▶ **RECORDS FOR THIS TASK**
▬▬▬
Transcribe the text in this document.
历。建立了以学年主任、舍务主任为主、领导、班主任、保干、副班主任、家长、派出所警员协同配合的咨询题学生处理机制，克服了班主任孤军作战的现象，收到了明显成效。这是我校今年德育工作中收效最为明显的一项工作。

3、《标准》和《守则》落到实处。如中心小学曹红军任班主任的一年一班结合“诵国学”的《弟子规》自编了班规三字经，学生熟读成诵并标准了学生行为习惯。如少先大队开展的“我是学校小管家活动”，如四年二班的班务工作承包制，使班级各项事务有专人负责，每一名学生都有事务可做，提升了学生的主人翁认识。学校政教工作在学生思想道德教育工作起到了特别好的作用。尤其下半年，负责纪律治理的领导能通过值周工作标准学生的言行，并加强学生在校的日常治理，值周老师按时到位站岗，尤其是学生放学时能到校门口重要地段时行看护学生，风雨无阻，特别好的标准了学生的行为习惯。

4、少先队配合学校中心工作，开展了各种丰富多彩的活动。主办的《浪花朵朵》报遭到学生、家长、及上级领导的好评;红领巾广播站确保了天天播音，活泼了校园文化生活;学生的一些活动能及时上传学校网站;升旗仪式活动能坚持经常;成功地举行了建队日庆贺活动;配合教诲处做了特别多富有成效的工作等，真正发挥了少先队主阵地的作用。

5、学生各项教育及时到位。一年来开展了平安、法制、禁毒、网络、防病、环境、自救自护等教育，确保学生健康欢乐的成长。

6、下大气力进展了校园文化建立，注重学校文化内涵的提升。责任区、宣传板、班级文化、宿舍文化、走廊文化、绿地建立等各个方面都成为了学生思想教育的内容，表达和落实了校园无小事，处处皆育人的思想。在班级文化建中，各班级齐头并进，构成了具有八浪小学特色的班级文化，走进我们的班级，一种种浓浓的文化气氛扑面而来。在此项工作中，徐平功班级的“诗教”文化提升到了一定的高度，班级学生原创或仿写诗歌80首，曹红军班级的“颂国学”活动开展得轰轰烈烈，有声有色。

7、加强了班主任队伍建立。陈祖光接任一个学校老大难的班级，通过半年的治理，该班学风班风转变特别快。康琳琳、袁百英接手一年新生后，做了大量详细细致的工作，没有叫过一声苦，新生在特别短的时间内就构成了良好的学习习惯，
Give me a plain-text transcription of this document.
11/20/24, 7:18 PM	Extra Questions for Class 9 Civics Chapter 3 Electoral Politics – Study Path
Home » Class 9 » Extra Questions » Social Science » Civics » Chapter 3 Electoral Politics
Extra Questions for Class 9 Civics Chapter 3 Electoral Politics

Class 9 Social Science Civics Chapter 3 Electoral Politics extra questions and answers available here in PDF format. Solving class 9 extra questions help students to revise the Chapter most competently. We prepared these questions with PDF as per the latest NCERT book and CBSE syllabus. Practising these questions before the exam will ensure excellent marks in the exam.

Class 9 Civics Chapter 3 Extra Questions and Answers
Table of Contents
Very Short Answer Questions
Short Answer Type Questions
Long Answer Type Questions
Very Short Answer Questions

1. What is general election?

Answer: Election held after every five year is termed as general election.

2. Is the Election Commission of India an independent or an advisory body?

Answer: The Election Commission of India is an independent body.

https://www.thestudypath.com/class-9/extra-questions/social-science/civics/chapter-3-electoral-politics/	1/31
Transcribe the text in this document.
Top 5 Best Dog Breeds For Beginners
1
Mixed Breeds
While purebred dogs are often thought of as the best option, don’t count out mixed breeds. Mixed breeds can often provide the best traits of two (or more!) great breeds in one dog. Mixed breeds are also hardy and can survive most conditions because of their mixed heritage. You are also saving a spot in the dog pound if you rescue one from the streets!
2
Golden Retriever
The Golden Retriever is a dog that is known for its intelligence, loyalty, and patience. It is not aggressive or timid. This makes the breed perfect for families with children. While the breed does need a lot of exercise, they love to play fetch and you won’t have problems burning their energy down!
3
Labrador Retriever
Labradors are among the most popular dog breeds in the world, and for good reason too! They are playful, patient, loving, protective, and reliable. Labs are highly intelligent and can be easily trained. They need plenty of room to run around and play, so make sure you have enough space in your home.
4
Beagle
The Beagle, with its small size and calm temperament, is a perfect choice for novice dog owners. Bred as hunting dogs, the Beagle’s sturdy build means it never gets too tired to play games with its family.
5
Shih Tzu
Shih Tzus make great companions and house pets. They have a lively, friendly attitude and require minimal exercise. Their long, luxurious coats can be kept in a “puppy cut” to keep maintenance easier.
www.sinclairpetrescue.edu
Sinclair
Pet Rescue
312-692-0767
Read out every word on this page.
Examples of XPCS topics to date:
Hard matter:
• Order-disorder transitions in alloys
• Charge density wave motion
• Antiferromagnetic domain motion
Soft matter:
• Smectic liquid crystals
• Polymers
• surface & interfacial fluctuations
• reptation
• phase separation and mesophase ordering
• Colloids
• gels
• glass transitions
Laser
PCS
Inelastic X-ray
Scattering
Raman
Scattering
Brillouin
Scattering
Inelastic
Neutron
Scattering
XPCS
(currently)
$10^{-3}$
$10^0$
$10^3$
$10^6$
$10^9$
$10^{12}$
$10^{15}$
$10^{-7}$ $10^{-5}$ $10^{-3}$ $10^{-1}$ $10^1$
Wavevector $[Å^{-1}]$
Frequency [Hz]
▬▬▬
Pull out the lines above in which the word "every" appears.

▶ **WRITTEN RESPONSE**
Answer: Election held after every five year is termed as general election.
Read out every word on this page.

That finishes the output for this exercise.